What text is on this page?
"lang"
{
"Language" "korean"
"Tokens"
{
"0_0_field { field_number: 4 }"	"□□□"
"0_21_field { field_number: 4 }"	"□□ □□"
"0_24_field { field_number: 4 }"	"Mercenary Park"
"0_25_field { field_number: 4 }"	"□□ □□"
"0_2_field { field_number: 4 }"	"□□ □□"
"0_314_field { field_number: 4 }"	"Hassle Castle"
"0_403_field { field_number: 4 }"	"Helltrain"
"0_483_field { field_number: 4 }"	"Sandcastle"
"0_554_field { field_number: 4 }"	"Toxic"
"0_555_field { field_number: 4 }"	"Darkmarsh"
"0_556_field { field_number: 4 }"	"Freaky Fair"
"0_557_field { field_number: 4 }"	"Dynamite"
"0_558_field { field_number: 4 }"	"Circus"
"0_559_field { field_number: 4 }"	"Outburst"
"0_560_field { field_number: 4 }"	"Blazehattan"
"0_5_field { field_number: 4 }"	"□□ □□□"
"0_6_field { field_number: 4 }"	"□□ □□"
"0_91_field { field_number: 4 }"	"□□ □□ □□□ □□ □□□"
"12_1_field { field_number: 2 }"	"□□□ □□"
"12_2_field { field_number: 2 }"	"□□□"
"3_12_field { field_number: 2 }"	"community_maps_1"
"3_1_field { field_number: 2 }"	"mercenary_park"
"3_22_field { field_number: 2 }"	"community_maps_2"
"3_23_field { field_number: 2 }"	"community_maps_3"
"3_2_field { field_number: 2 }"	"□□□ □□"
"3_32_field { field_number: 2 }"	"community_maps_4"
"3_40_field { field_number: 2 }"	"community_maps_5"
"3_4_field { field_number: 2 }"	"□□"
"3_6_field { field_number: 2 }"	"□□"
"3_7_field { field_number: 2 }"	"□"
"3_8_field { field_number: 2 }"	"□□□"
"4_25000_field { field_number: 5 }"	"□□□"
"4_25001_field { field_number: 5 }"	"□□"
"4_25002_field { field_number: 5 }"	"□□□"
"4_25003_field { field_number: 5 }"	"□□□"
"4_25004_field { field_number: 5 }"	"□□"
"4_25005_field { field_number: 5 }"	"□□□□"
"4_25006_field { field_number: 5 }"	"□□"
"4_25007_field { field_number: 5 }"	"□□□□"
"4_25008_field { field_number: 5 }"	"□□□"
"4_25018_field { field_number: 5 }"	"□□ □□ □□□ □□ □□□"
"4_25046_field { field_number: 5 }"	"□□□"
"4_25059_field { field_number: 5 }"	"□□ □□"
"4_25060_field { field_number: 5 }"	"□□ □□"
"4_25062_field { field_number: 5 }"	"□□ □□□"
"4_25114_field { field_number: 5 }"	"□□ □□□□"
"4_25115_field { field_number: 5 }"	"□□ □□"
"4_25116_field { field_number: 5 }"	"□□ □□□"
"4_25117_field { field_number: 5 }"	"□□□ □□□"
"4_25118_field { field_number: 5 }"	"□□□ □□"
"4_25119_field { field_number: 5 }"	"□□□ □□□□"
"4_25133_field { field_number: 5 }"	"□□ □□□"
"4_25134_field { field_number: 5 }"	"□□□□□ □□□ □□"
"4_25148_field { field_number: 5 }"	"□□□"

▸ Task description:
Write out the material from the first line to the last, exactly.

▸ Task solution:
What text is on this page?
"lang"
{
"Language" "korean"
"Tokens"
{
"0_0_field { field_number: 4 }"	"□□□"
"0_21_field { field_number: 4 }"	"□□ □□"
"0_24_field { field_number: 4 }"	"Mercenary Park"
"0_25_field { field_number: 4 }"	"□□ □□"
"0_2_field { field_number: 4 }"	"□□ □□"
"0_314_field { field_number: 4 }"	"Hassle Castle"
"0_403_field { field_number: 4 }"	"Helltrain"
"0_483_field { field_number: 4 }"	"Sandcastle"
"0_554_field { field_number: 4 }"	"Toxic"
"0_555_field { field_number: 4 }"	"Darkmarsh"
"0_556_field { field_number: 4 }"	"Freaky Fair"
"0_557_field { field_number: 4 }"	"Dynamite"
"0_558_field { field_number: 4 }"	"Circus"
"0_559_field { field_number: 4 }"	"Outburst"
"0_560_field { field_number: 4 }"	"Blazehattan"
"0_5_field { field_number: 4 }"	"□□ □□□"
"0_6_field { field_number: 4 }"	"□□ □□"
"0_91_field { field_number: 4 }"	"□□ □□ □□□ □□ □□□"
"12_1_field { field_number: 2 }"	"□□□ □□"
"12_2_field { field_number: 2 }"	"□□□"
"3_12_field { field_number: 2 }"	"community_maps_1"
"3_1_field { field_number: 2 }"	"mercenary_park"
"3_22_field { field_number: 2 }"	"community_maps_2"
"3_23_field { field_number: 2 }"	"community_maps_3"
"3_2_field { field_number: 2 }"	"□□□ □□"
"3_32_field { field_number: 2 }"	"community_maps_4"
"3_40_field { field_number: 2 }"	"community_maps_5"
"3_4_field { field_number: 2 }"	"□□"
"3_6_field { field_number: 2 }"	"□□"
"3_7_field { field_number: 2 }"	"□"
"3_8_field { field_number: 2 }"	"□□□"
"4_25000_field { field_number: 5 }"	"□□□"
"4_25001_field { field_number: 5 }"	"□□"
"4_25002_field { field_number: 5 }"	"□□□"
"4_25003_field { field_number: 5 }"	"□□□"
"4_25004_field { field_number: 5 }"	"□□"
"4_25005_field { field_number: 5 }"	"□□□□"
"4_25006_field { field_number: 5 }"	"□□"
"4_25007_field { field_number: 5 }"	"□□□□"
"4_25008_field { field_number: 5 }"	"□□□"
"4_25018_field { field_number: 5 }"	"□□ □□ □□□ □□ □□□"
"4_25046_field { field_number: 5 }"	"□□□"
"4_25059_field { field_number: 5 }"	"□□ □□"
"4_25060_field { field_number: 5 }"	"□□ □□"
"4_25062_field { field_number: 5 }"	"□□ □□□"
"4_25114_field { field_number: 5 }"	"□□ □□□□"
"4_25115_field { field_number: 5 }"	"□□ □□"
"4_25116_field { field_number: 5 }"	"□□ □□□"
"4_25117_field { field_number: 5 }"	"□□□ □□□"
"4_25118_field { field_number: 5 }"	"□□□ □□"
"4_25119_field { field_number: 5 }"	"□□□ □□□□"
"4_25133_field { field_number: 5 }"	"□□ □□□"
"4_25134_field { field_number: 5 }"	"□□□□□ □□□ □□"
"4_25148_field { field_number: 5 }"	"□□□"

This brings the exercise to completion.